_EXERCISE BRIEF_
Output the material beneath exactly, leaving nothing out.

_INPUT FOR THIS TASK_
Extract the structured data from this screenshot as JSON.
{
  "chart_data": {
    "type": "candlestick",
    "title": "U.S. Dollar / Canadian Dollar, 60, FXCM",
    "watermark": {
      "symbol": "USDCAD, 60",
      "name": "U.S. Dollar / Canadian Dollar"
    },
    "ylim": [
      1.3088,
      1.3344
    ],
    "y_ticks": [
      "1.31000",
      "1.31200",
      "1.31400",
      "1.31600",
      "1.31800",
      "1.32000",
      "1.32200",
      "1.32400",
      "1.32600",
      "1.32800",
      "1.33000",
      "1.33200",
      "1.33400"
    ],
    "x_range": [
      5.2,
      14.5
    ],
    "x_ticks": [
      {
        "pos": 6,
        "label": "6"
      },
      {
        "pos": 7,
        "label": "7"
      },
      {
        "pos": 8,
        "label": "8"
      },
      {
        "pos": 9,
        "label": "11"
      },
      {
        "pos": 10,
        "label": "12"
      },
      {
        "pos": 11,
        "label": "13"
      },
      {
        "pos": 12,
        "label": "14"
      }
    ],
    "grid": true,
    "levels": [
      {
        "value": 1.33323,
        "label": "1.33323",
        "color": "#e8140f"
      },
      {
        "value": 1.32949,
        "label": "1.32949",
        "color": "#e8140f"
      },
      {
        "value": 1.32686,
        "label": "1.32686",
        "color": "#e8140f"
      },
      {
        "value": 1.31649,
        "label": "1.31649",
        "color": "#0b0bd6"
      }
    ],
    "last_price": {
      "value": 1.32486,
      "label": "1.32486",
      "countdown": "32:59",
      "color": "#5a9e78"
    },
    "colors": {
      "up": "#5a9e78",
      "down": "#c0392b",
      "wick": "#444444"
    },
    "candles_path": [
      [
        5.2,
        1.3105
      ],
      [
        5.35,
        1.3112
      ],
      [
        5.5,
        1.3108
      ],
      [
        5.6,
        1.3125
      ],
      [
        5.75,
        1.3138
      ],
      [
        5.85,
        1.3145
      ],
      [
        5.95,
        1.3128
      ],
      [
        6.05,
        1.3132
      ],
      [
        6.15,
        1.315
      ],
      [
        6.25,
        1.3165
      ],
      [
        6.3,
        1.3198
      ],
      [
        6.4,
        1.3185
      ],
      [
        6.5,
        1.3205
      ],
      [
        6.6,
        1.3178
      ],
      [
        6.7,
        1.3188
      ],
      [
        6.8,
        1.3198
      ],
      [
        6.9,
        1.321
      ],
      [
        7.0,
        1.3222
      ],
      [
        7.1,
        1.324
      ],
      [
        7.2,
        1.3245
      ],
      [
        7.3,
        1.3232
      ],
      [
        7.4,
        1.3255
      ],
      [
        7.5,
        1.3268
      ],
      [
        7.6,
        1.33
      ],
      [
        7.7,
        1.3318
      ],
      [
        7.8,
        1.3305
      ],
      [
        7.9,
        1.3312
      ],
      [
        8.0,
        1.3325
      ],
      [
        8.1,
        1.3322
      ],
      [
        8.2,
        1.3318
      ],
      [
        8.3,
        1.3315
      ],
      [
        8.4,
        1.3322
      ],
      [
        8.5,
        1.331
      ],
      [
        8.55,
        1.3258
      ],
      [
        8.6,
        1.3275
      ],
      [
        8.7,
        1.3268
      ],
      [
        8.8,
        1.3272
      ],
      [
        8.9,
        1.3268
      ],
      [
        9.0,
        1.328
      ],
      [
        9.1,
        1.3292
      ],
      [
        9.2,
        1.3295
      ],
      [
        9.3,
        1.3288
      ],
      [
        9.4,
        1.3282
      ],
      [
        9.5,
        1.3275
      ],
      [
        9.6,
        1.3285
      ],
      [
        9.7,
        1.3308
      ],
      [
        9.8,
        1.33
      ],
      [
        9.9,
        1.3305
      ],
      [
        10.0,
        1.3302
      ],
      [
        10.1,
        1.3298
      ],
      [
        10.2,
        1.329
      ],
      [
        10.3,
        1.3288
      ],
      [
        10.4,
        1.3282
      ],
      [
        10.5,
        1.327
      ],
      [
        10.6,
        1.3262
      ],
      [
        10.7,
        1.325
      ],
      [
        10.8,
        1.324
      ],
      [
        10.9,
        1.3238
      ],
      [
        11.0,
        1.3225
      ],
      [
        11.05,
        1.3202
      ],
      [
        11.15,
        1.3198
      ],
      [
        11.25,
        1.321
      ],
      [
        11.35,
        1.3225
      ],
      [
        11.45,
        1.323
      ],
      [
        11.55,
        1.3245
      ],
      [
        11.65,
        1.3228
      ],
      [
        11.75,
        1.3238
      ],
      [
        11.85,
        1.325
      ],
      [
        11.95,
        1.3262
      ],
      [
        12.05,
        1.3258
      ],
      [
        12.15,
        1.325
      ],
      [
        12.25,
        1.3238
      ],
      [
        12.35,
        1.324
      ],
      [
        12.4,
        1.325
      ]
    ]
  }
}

_SOLVED EXERCISE_
Extract the structured data from this screenshot as JSON.
{
  "chart_data": {
    "type": "candlestick",
    "title": "U.S. Dollar / Canadian Dollar, 60, FXCM",
    "watermark": {
      "symbol": "USDCAD, 60",
      "name": "U.S. Dollar / Canadian Dollar"
    },
    "ylim": [
      1.3088,
      1.3344
    ],
    "y_ticks": [
      "1.31000",
      "1.31200",
      "1.31400",
      "1.31600",
      "1.31800",
      "1.32000",
      "1.32200",
      "1.32400",
      "1.32600",
      "1.32800",
      "1.33000",
      "1.33200",
      "1.33400"
    ],
    "x_range": [
      5.2,
      14.5
    ],
    "x_ticks": [
      {
        "pos": 6,
        "label": "6"
      },
      {
        "pos": 7,
        "label": "7"
      },
      {
        "pos": 8,
        "label": "8"
      },
      {
        "pos": 9,
        "label": "11"
      },
      {
        "pos": 10,
        "label": "12"
      },
      {
        "pos": 11,
        "label": "13"
      },
      {
        "pos": 12,
        "label": "14"
      }
    ],
    "grid": true,
    "levels": [
      {
        "value": 1.33323,
        "label": "1.33323",
        "color": "#e8140f"
      },
      {
        "value": 1.32949,
        "label": "1.32949",
        "color": "#e8140f"
      },
      {
        "value": 1.32686,
        "label": "1.32686",
        "color": "#e8140f"
      },
      {
        "value": 1.31649,
        "label": "1.31649",
        "color": "#0b0bd6"
      }
    ],
    "last_price": {
      "value": 1.32486,
      "label": "1.32486",
      "countdown": "32:59",
      "color": "#5a9e78"
    },
    "colors": {
      "up": "#5a9e78",
      "down": "#c0392b",
      "wick": "#444444"
    },
    "candles_path": [
      [
        5.2,
        1.3105
      ],
      [
        5.35,
        1.3112
      ],
      [
        5.5,
        1.3108
      ],
      [
        5.6,
        1.3125
      ],
      [
        5.75,
        1.3138
      ],
      [
        5.85,
        1.3145
      ],
      [
        5.95,
        1.3128
      ],
      [
        6.05,
        1.3132
      ],
      [
        6.15,
        1.315
      ],
      [
        6.25,
        1.3165
      ],
      [
        6.3,
        1.3198
      ],
      [
        6.4,
        1.3185
      ],
      [
        6.5,
        1.3205
      ],
      [
        6.6,
        1.3178
      ],
      [
        6.7,
        1.3188
      ],
      [
        6.8,
        1.3198
      ],
      [
        6.9,
        1.321
      ],
      [
        7.0,
        1.3222
      ],
      [
        7.1,
        1.324
      ],
      [
        7.2,
        1.3245
      ],
      [
        7.3,
        1.3232
      ],
      [
        7.4,
        1.3255
      ],
      [
        7.5,
        1.3268
      ],
      [
        7.6,
        1.33
      ],
      [
        7.7,
        1.3318
      ],
      [
        7.8,
        1.3305
      ],
      [
        7.9,
        1.3312
      ],
      [
        8.0,
        1.3325
      ],
      [
        8.1,
        1.3322
      ],
      [
        8.2,
        1.3318
      ],
      [
        8.3,
        1.3315
      ],
      [
        8.4,
        1.3322
      ],
      [
        8.5,
        1.331
      ],
      [
        8.55,
        1.3258
      ],
      [
        8.6,
        1.3275
      ],
      [
        8.7,
        1.3268
      ],
      [
        8.8,
        1.3272
      ],
      [
        8.9,
        1.3268
      ],
      [
        9.0,
        1.328
      ],
      [
        9.1,
        1.3292
      ],
      [
        9.2,
        1.3295
      ],
      [
        9.3,
        1.3288
      ],
      [
        9.4,
        1.3282
      ],
      [
        9.5,
        1.3275
      ],
      [
        9.6,
        1.3285
      ],
      [
        9.7,
        1.3308
      ],
      [
        9.8,
        1.33
      ],
      [
        9.9,
        1.3305
      ],
      [
        10.0,
        1.3302
      ],
      [
        10.1,
        1.3298
      ],
      [
        10.2,
        1.329
      ],
      [
        10.3,
        1.3288
      ],
      [
        10.4,
        1.3282
      ],
      [
        10.5,
        1.327
      ],
      [
        10.6,
        1.3262
      ],
      [
        10.7,
        1.325
      ],
      [
        10.8,
        1.324
      ],
      [
        10.9,
        1.3238
      ],
      [
        11.0,
        1.3225
      ],
      [
        11.05,
        1.3202
      ],
      [
        11.15,
        1.3198
      ],
      [
        11.25,
        1.321
      ],
      [
        11.35,
        1.3225
      ],
      [
        11.45,
        1.323
      ],
      [
        11.55,
        1.3245
      ],
      [
        11.65,
        1.3228
      ],
      [
        11.75,
        1.3238
      ],
      [
        11.85,
        1.325
      ],
      [
        11.95,
        1.3262
      ],
      [
        12.05,
        1.3258
      ],
      [
        12.15,
        1.325
      ],
      [
        12.25,
        1.3238
      ],
      [
        12.35,
        1.324
      ],
      [
        12.4,
        1.325
      ]
    ]
  }
}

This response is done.